>> start
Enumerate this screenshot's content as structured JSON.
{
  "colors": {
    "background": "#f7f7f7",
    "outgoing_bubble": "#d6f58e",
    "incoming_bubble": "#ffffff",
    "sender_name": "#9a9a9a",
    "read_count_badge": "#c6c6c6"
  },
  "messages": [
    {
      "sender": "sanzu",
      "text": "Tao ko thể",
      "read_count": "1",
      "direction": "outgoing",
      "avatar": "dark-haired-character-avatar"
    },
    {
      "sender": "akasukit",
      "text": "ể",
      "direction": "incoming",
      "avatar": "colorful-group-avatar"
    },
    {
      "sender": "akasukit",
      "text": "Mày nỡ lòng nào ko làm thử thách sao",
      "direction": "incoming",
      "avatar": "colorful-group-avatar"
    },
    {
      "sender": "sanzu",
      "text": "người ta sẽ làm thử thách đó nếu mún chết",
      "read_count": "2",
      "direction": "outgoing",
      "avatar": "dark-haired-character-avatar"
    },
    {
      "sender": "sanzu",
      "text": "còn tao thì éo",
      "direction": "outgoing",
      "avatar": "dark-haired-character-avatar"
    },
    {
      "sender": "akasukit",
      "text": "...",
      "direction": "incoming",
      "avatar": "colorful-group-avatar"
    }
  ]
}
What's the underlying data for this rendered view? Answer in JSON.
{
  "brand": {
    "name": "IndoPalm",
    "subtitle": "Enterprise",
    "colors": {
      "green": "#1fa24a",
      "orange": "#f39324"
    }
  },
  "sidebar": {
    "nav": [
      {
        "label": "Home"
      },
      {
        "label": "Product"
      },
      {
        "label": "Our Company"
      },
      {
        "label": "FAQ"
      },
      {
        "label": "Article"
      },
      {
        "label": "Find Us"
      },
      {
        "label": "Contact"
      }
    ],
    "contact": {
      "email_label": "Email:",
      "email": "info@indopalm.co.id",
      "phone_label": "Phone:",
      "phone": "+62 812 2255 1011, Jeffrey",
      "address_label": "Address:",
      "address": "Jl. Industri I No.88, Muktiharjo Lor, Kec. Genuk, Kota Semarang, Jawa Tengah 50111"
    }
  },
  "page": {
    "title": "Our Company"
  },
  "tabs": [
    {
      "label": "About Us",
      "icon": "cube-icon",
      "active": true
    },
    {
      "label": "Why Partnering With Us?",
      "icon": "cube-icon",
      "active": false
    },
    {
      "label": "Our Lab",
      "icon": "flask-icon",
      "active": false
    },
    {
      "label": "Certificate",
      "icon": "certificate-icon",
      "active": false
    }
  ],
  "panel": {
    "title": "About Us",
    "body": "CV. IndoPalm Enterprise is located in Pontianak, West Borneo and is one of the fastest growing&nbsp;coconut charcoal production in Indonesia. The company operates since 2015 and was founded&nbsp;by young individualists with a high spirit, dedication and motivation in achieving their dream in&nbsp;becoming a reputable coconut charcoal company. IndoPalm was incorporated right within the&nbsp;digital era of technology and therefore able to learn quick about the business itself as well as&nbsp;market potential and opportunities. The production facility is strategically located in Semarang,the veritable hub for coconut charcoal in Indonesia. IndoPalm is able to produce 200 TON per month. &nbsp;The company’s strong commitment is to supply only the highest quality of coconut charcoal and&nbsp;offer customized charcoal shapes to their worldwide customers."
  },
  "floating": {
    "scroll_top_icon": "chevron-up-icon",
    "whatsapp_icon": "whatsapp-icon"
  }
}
>> end
### DIRECTION
Repeat each record in full; every line must match exactly.

### FULL ANSWER
Enumerate this screenshot's content as structured JSON.
{
  "colors": {
    "background": "#f7f7f7",
    "outgoing_bubble": "#d6f58e",
    "incoming_bubble": "#ffffff",
    "sender_name": "#9a9a9a",
    "read_count_badge": "#c6c6c6"
  },
  "messages": [
    {
      "sender": "sanzu",
      "text": "Tao ko thể",
      "read_count": "1",
      "direction": "outgoing",
      "avatar": "dark-haired-character-avatar"
    },
    {
      "sender": "akasukit",
      "text": "ể",
      "direction": "incoming",
      "avatar": "colorful-group-avatar"
    },
    {
      "sender": "akasukit",
      "text": "Mày nỡ lòng nào ko làm thử thách sao",
      "direction": "incoming",
      "avatar": "colorful-group-avatar"
    },
    {
      "sender": "sanzu",
      "text": "người ta sẽ làm thử thách đó nếu mún chết",
      "read_count": "2",
      "direction": "outgoing",
      "avatar": "dark-haired-character-avatar"
    },
    {
      "sender": "sanzu",
      "text": "còn tao thì éo",
      "direction": "outgoing",
      "avatar": "dark-haired-character-avatar"
    },
    {
      "sender": "akasukit",
      "text": "...",
      "direction": "incoming",
      "avatar": "colorful-group-avatar"
    }
  ]
}
What's the underlying data for this rendered view? Answer in JSON.
{
  "brand": {
    "name": "IndoPalm",
    "subtitle": "Enterprise",
    "colors": {
      "green": "#1fa24a",
      "orange": "#f39324"
    }
  },
  "sidebar": {
    "nav": [
      {
        "label": "Home"
      },
      {
        "label": "Product"
      },
      {
        "label": "Our Company"
      },
      {
        "label": "FAQ"
      },
      {
        "label": "Article"
      },
      {
        "label": "Find Us"
      },
      {
        "label": "Contact"
      }
    ],
    "contact": {
      "email_label": "Email:",
      "email": "info@indopalm.co.id",
      "phone_label": "Phone:",
      "phone": "+62 812 2255 1011, Jeffrey",
      "address_label": "Address:",
      "address": "Jl. Industri I No.88, Muktiharjo Lor, Kec. Genuk, Kota Semarang, Jawa Tengah 50111"
    }
  },
  "page": {
    "title": "Our Company"
  },
  "tabs": [
    {
      "label": "About Us",
      "icon": "cube-icon",
      "active": true
    },
    {
      "label": "Why Partnering With Us?",
      "icon": "cube-icon",
      "active": false
    },
    {
      "label": "Our Lab",
      "icon": "flask-icon",
      "active": false
    },
    {
      "label": "Certificate",
      "icon": "certificate-icon",
      "active": false
    }
  ],
  "panel": {
    "title": "About Us",
    "body": "CV. IndoPalm Enterprise is located in Pontianak, West Borneo and is one of the fastest growing&nbsp;coconut charcoal production in Indonesia. The company operates since 2015 and was founded&nbsp;by young individualists with a high spirit, dedication and motivation in achieving their dream in&nbsp;becoming a reputable coconut charcoal company. IndoPalm was incorporated right within the&nbsp;digital era of technology and therefore able to learn quick about the business itself as well as&nbsp;market potential and opportunities. The production facility is strategically located in Semarang,the veritable hub for coconut charcoal in Indonesia. IndoPalm is able to produce 200 TON per month. &nbsp;The company’s strong commitment is to supply only the highest quality of coconut charcoal and&nbsp;offer customized charcoal shapes to their worldwide customers."
  },
  "floating": {
    "scroll_top_icon": "chevron-up-icon",
    "whatsapp_icon": "whatsapp-icon"
  }
}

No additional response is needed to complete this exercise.